- [WRITTEN REQUEST] Determine the count of lines holding the string "disorder". Return only the number.

- [STORED RECORDS]
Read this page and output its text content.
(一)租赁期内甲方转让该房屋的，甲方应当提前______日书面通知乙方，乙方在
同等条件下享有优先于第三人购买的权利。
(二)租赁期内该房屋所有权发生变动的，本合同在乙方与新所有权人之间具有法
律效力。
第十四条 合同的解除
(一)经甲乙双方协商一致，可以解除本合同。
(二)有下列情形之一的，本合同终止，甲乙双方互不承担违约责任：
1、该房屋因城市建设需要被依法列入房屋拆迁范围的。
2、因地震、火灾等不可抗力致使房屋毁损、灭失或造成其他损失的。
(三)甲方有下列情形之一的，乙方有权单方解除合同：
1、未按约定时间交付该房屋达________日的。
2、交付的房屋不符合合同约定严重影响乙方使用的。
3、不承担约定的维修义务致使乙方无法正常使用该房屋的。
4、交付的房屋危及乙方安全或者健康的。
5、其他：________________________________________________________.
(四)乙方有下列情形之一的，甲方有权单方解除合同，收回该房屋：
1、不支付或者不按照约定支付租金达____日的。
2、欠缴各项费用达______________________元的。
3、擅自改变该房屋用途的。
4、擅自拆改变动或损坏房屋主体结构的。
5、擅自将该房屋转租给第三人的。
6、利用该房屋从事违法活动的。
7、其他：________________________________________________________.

...

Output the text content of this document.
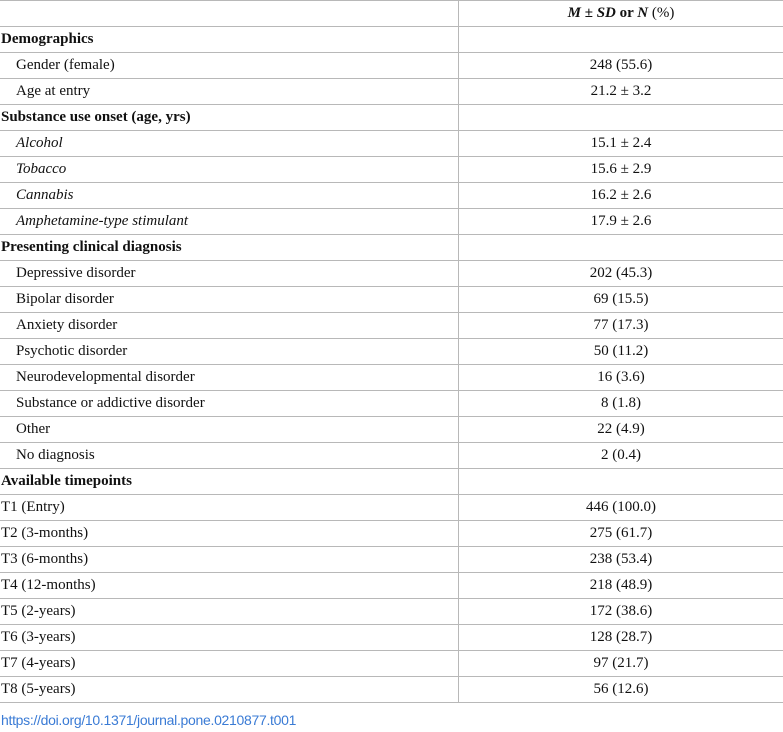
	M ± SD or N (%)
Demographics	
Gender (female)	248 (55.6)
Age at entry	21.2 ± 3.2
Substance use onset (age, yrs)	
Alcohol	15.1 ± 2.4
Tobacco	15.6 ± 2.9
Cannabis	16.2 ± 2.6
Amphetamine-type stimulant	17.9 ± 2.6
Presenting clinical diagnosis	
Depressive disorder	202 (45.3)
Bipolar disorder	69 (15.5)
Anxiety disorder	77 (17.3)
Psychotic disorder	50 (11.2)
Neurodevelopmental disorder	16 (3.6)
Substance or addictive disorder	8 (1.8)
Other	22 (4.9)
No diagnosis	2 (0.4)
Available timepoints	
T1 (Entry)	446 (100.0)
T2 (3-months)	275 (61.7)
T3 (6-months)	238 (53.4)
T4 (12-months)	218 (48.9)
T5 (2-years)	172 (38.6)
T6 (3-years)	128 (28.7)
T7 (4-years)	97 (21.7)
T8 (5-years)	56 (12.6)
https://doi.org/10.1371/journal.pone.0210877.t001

...

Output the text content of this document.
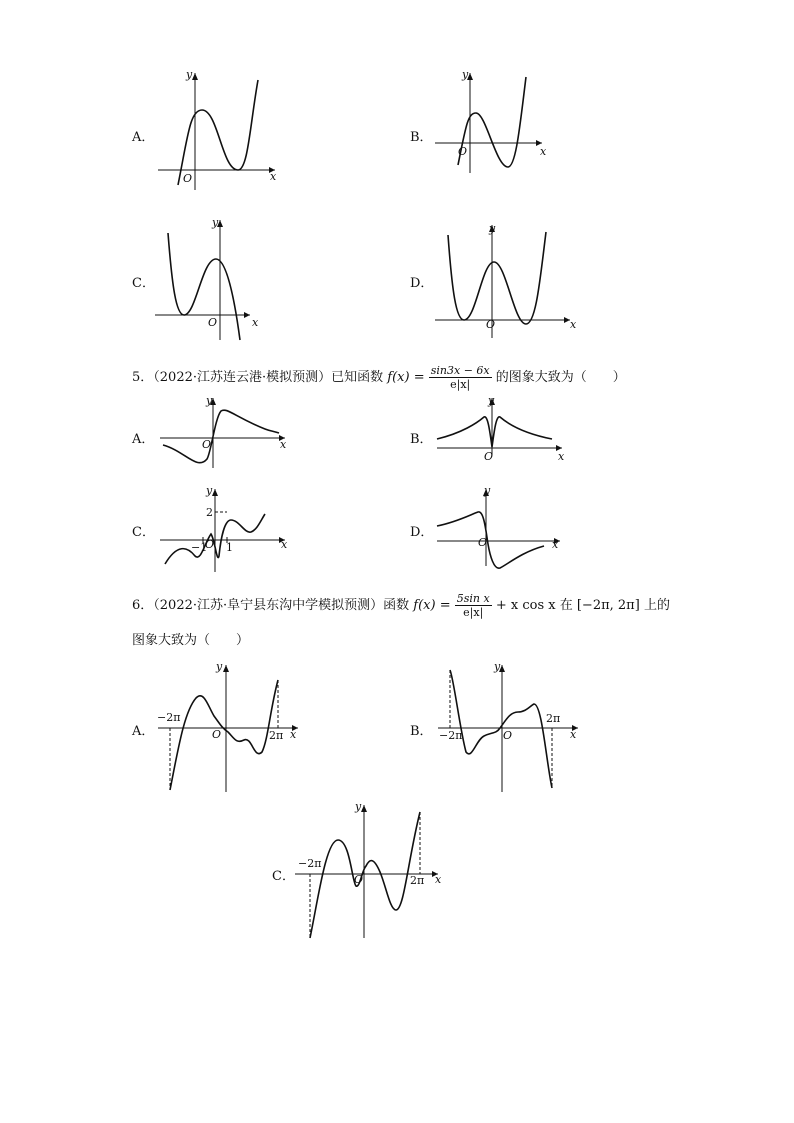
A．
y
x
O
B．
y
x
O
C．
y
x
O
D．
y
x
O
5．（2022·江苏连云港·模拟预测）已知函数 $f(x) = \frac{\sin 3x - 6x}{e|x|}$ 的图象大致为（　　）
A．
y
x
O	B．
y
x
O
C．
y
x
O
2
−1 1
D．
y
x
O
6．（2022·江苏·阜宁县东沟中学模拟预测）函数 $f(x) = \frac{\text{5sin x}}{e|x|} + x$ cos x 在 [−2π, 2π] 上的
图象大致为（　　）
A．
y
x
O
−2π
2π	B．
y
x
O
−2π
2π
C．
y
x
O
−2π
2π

- [RESPONSE] 6